STATED EXERCISE:
Print the records again, character for character.

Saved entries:
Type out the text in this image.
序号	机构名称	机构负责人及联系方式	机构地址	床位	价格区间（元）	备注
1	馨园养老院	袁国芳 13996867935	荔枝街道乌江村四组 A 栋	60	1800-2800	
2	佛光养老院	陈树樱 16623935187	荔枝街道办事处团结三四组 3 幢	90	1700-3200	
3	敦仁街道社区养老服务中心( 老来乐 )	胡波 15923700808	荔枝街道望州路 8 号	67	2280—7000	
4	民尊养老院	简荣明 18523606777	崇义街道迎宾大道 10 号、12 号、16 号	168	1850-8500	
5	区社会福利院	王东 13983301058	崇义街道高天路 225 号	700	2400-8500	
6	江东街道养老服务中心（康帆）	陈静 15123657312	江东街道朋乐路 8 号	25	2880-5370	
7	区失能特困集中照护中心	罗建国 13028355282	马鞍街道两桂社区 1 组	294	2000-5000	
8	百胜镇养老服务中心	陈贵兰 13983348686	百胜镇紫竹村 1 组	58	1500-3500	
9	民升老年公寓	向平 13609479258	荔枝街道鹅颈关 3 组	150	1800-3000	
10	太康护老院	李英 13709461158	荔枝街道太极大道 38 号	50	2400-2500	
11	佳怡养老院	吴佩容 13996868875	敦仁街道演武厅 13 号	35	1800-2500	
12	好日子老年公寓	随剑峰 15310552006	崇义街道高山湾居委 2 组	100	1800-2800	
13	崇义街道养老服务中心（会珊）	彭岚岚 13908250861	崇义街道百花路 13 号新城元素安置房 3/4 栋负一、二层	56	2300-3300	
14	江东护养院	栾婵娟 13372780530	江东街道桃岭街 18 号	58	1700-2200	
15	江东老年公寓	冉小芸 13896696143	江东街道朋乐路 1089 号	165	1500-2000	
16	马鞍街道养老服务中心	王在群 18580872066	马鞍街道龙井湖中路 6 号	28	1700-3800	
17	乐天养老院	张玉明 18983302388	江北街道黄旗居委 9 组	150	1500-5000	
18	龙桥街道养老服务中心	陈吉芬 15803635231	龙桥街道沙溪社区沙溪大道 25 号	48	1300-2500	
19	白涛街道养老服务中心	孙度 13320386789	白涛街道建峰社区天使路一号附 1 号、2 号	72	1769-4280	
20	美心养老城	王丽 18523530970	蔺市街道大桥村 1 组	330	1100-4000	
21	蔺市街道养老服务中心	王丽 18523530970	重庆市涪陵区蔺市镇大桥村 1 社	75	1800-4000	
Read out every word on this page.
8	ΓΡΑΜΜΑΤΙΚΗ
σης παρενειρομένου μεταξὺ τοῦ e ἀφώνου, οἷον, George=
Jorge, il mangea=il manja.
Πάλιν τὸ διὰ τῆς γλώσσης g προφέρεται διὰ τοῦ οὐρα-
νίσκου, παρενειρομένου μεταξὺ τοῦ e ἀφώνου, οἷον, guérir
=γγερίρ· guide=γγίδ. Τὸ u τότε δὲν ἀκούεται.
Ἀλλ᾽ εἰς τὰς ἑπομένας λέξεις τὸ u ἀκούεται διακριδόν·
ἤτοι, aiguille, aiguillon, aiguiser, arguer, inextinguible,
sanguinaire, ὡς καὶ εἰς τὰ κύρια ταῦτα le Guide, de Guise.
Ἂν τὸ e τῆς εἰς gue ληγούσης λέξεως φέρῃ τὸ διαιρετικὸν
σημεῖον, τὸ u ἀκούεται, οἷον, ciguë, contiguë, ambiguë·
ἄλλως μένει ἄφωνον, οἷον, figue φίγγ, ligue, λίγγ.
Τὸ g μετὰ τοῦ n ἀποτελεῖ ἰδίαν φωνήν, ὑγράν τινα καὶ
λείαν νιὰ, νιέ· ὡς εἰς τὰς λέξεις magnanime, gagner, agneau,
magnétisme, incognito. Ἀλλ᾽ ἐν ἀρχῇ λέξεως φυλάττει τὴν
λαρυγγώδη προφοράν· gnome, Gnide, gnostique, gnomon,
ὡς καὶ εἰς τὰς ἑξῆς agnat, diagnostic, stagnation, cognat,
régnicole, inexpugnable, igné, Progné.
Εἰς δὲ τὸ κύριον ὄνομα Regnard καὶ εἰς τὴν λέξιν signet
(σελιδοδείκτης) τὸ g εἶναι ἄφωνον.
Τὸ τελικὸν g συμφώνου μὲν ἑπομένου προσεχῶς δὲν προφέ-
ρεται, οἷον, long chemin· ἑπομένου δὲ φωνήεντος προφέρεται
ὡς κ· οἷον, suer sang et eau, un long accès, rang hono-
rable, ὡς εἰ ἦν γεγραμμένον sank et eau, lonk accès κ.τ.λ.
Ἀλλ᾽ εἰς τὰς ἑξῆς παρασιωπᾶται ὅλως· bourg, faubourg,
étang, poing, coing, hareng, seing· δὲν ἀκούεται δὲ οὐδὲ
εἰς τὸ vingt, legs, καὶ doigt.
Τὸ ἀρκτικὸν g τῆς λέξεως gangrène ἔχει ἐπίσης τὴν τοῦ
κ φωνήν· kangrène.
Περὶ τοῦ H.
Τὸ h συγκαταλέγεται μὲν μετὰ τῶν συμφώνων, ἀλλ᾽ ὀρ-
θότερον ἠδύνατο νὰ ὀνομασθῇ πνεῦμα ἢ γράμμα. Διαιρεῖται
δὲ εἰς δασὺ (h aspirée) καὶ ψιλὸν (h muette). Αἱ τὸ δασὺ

COMPLETED TASK:
Type out the text in this image.
序号	机构名称	机构负责人及联系方式	机构地址	床位	价格区间（元）	备注
1	馨园养老院	袁国芳 13996867935	荔枝街道乌江村四组 A 栋	60	1800-2800	
2	佛光养老院	陈树樱 16623935187	荔枝街道办事处团结三四组 3 幢	90	1700-3200	
3	敦仁街道社区养老服务中心( 老来乐 )	胡波 15923700808	荔枝街道望州路 8 号	67	2280—7000	
4	民尊养老院	简荣明 18523606777	崇义街道迎宾大道 10 号、12 号、16 号	168	1850-8500	
5	区社会福利院	王东 13983301058	崇义街道高天路 225 号	700	2400-8500	
6	江东街道养老服务中心（康帆）	陈静 15123657312	江东街道朋乐路 8 号	25	2880-5370	
7	区失能特困集中照护中心	罗建国 13028355282	马鞍街道两桂社区 1 组	294	2000-5000	
8	百胜镇养老服务中心	陈贵兰 13983348686	百胜镇紫竹村 1 组	58	1500-3500	
9	民升老年公寓	向平 13609479258	荔枝街道鹅颈关 3 组	150	1800-3000	
10	太康护老院	李英 13709461158	荔枝街道太极大道 38 号	50	2400-2500	
11	佳怡养老院	吴佩容 13996868875	敦仁街道演武厅 13 号	35	1800-2500	
12	好日子老年公寓	随剑峰 15310552006	崇义街道高山湾居委 2 组	100	1800-2800	
13	崇义街道养老服务中心（会珊）	彭岚岚 13908250861	崇义街道百花路 13 号新城元素安置房 3/4 栋负一、二层	56	2300-3300	
14	江东护养院	栾婵娟 13372780530	江东街道桃岭街 18 号	58	1700-2200	
15	江东老年公寓	冉小芸 13896696143	江东街道朋乐路 1089 号	165	1500-2000	
16	马鞍街道养老服务中心	王在群 18580872066	马鞍街道龙井湖中路 6 号	28	1700-3800	
17	乐天养老院	张玉明 18983302388	江北街道黄旗居委 9 组	150	1500-5000	
18	龙桥街道养老服务中心	陈吉芬 15803635231	龙桥街道沙溪社区沙溪大道 25 号	48	1300-2500	
19	白涛街道养老服务中心	孙度 13320386789	白涛街道建峰社区天使路一号附 1 号、2 号	72	1769-4280	
20	美心养老城	王丽 18523530970	蔺市街道大桥村 1 组	330	1100-4000	
21	蔺市街道养老服务中心	王丽 18523530970	重庆市涪陵区蔺市镇大桥村 1 社	75	1800-4000	
Read out every word on this page.
8	ΓΡΑΜΜΑΤΙΚΗ
σης παρενειρομένου μεταξὺ τοῦ e ἀφώνου, οἷον, George=
Jorge, il mangea=il manja.
Πάλιν τὸ διὰ τῆς γλώσσης g προφέρεται διὰ τοῦ οὐρα-
νίσκου, παρενειρομένου μεταξὺ τοῦ e ἀφώνου, οἷον, guérir
=γγερίρ· guide=γγίδ. Τὸ u τότε δὲν ἀκούεται.
Ἀλλ᾽ εἰς τὰς ἑπομένας λέξεις τὸ u ἀκούεται διακριδόν·
ἤτοι, aiguille, aiguillon, aiguiser, arguer, inextinguible,
sanguinaire, ὡς καὶ εἰς τὰ κύρια ταῦτα le Guide, de Guise.
Ἂν τὸ e τῆς εἰς gue ληγούσης λέξεως φέρῃ τὸ διαιρετικὸν
σημεῖον, τὸ u ἀκούεται, οἷον, ciguë, contiguë, ambiguë·
ἄλλως μένει ἄφωνον, οἷον, figue φίγγ, ligue, λίγγ.
Τὸ g μετὰ τοῦ n ἀποτελεῖ ἰδίαν φωνήν, ὑγράν τινα καὶ
λείαν νιὰ, νιέ· ὡς εἰς τὰς λέξεις magnanime, gagner, agneau,
magnétisme, incognito. Ἀλλ᾽ ἐν ἀρχῇ λέξεως φυλάττει τὴν
λαρυγγώδη προφοράν· gnome, Gnide, gnostique, gnomon,
ὡς καὶ εἰς τὰς ἑξῆς agnat, diagnostic, stagnation, cognat,
régnicole, inexpugnable, igné, Progné.
Εἰς δὲ τὸ κύριον ὄνομα Regnard καὶ εἰς τὴν λέξιν signet
(σελιδοδείκτης) τὸ g εἶναι ἄφωνον.
Τὸ τελικὸν g συμφώνου μὲν ἑπομένου προσεχῶς δὲν προφέ-
ρεται, οἷον, long chemin· ἑπομένου δὲ φωνήεντος προφέρεται
ὡς κ· οἷον, suer sang et eau, un long accès, rang hono-
rable, ὡς εἰ ἦν γεγραμμένον sank et eau, lonk accès κ.τ.λ.
Ἀλλ᾽ εἰς τὰς ἑξῆς παρασιωπᾶται ὅλως· bourg, faubourg,
étang, poing, coing, hareng, seing· δὲν ἀκούεται δὲ οὐδὲ
εἰς τὸ vingt, legs, καὶ doigt.
Τὸ ἀρκτικὸν g τῆς λέξεως gangrène ἔχει ἐπίσης τὴν τοῦ
κ φωνήν· kangrène.
Περὶ τοῦ H.
Τὸ h συγκαταλέγεται μὲν μετὰ τῶν συμφώνων, ἀλλ᾽ ὀρ-
θότερον ἠδύνατο νὰ ὀνομασθῇ πνεῦμα ἢ γράμμα. Διαιρεῖται
δὲ εἰς δασὺ (h aspirée) καὶ ψιλὸν (h muette). Αἱ τὸ δασὺ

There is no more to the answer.